Begin Data to process
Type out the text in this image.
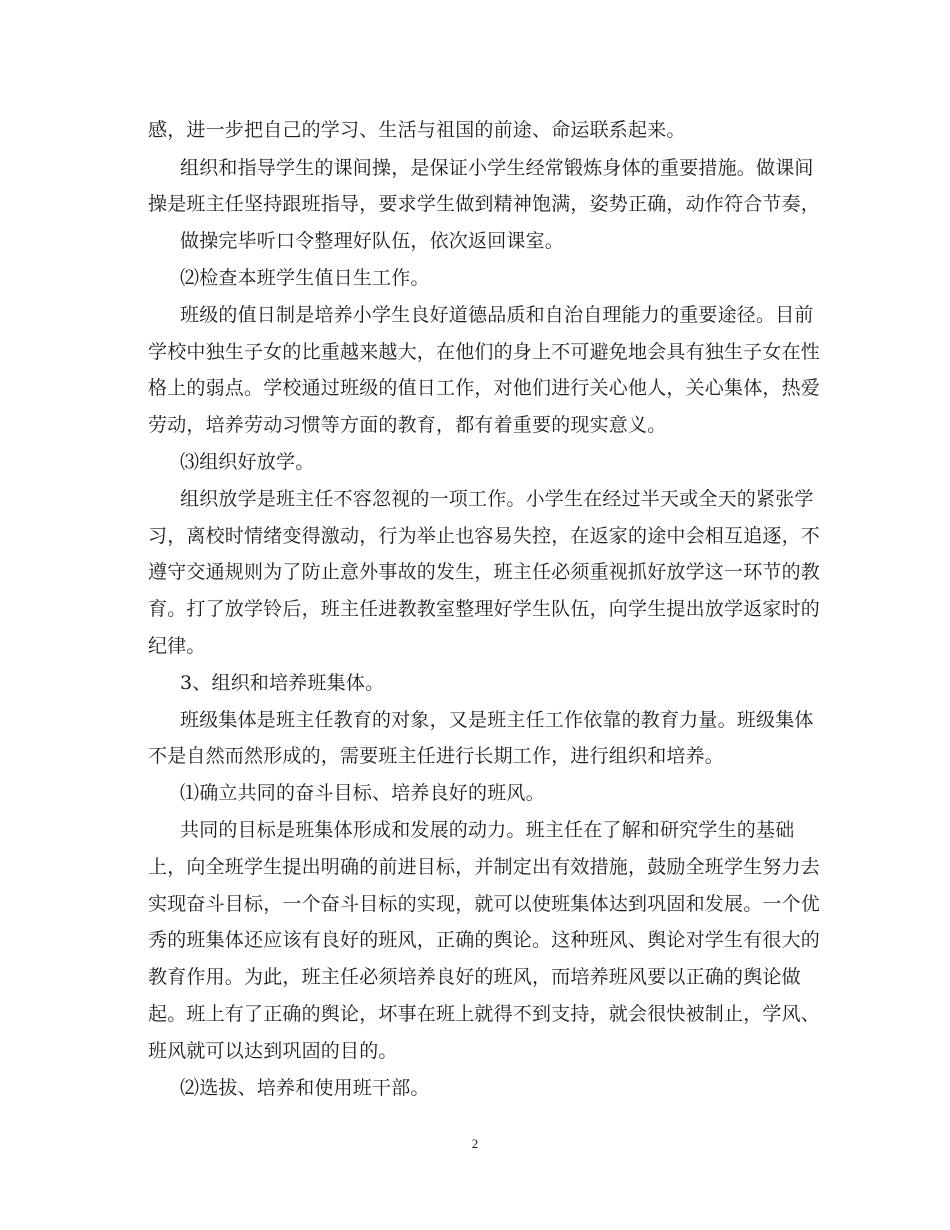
感，进一步把自己的学习、生活与祖国的前途、命运联系起来。
组织和指导学生的课间操，是保证小学生经常锻炼身体的重要措施。做课间
操是班主任坚持跟班指导，要求学生做到精神饱满，姿势正确，动作符合节奏，
做操完毕听口令整理好队伍，依次返回课室。
⑵检查本班学生值日生工作。
班级的值日制是培养小学生良好道德品质和自治自理能力的重要途径。目前
学校中独生子女的比重越来越大，在他们的身上不可避免地会具有独生子女在性
格上的弱点。学校通过班级的值日工作，对他们进行关心他人，关心集体，热爱
劳动，培养劳动习惯等方面的教育，都有着重要的现实意义。
⑶组织好放学。
组织放学是班主任不容忽视的一项工作。小学生在经过半天或全天的紧张学
习，离校时情绪变得激动，行为举止也容易失控，在返家的途中会相互追逐，不
遵守交通规则为了防止意外事故的发生，班主任必须重视抓好放学这一环节的教
育。打了放学铃后，班主任进教教室整理好学生队伍，向学生提出放学返家时的
纪律。
3、组织和培养班集体。
班级集体是班主任教育的对象，又是班主任工作依靠的教育力量。班级集体
不是自然而然形成的，需要班主任进行长期工作，进行组织和培养。
⑴确立共同的奋斗目标、培养良好的班风。
共同的目标是班集体形成和发展的动力。班主任在了解和研究学生的基础
上，向全班学生提出明确的前进目标，并制定出有效措施，鼓励全班学生努力去
实现奋斗目标，一个奋斗目标的实现，就可以使班集体达到巩固和发展。一个优
秀的班集体还应该有良好的班风，正确的舆论。这种班风、舆论对学生有很大的
教育作用。为此，班主任必须培养良好的班风，而培养班风要以正确的舆论做
起。班上有了正确的舆论，坏事在班上就得不到支持，就会很快被制止，学风、
班风就可以达到巩固的目的。
⑵选拔、培养和使用班干部。
2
End Data to process
Prompt => Transcribe the material as is, with images omitted.

Task response =>
Type out the text in this image.
感，进一步把自己的学习、生活与祖国的前途、命运联系起来。
组织和指导学生的课间操，是保证小学生经常锻炼身体的重要措施。做课间
操是班主任坚持跟班指导，要求学生做到精神饱满，姿势正确，动作符合节奏，
做操完毕听口令整理好队伍，依次返回课室。
⑵检查本班学生值日生工作。
班级的值日制是培养小学生良好道德品质和自治自理能力的重要途径。目前
学校中独生子女的比重越来越大，在他们的身上不可避免地会具有独生子女在性
格上的弱点。学校通过班级的值日工作，对他们进行关心他人，关心集体，热爱
劳动，培养劳动习惯等方面的教育，都有着重要的现实意义。
⑶组织好放学。
组织放学是班主任不容忽视的一项工作。小学生在经过半天或全天的紧张学
习，离校时情绪变得激动，行为举止也容易失控，在返家的途中会相互追逐，不
遵守交通规则为了防止意外事故的发生，班主任必须重视抓好放学这一环节的教
育。打了放学铃后，班主任进教教室整理好学生队伍，向学生提出放学返家时的
纪律。
3、组织和培养班集体。
班级集体是班主任教育的对象，又是班主任工作依靠的教育力量。班级集体
不是自然而然形成的，需要班主任进行长期工作，进行组织和培养。
⑴确立共同的奋斗目标、培养良好的班风。
共同的目标是班集体形成和发展的动力。班主任在了解和研究学生的基础
上，向全班学生提出明确的前进目标，并制定出有效措施，鼓励全班学生努力去
实现奋斗目标，一个奋斗目标的实现，就可以使班集体达到巩固和发展。一个优
秀的班集体还应该有良好的班风，正确的舆论。这种班风、舆论对学生有很大的
教育作用。为此，班主任必须培养良好的班风，而培养班风要以正确的舆论做
起。班上有了正确的舆论，坏事在班上就得不到支持，就会很快被制止，学风、
班风就可以达到巩固的目的。
⑵选拔、培养和使用班干部。
2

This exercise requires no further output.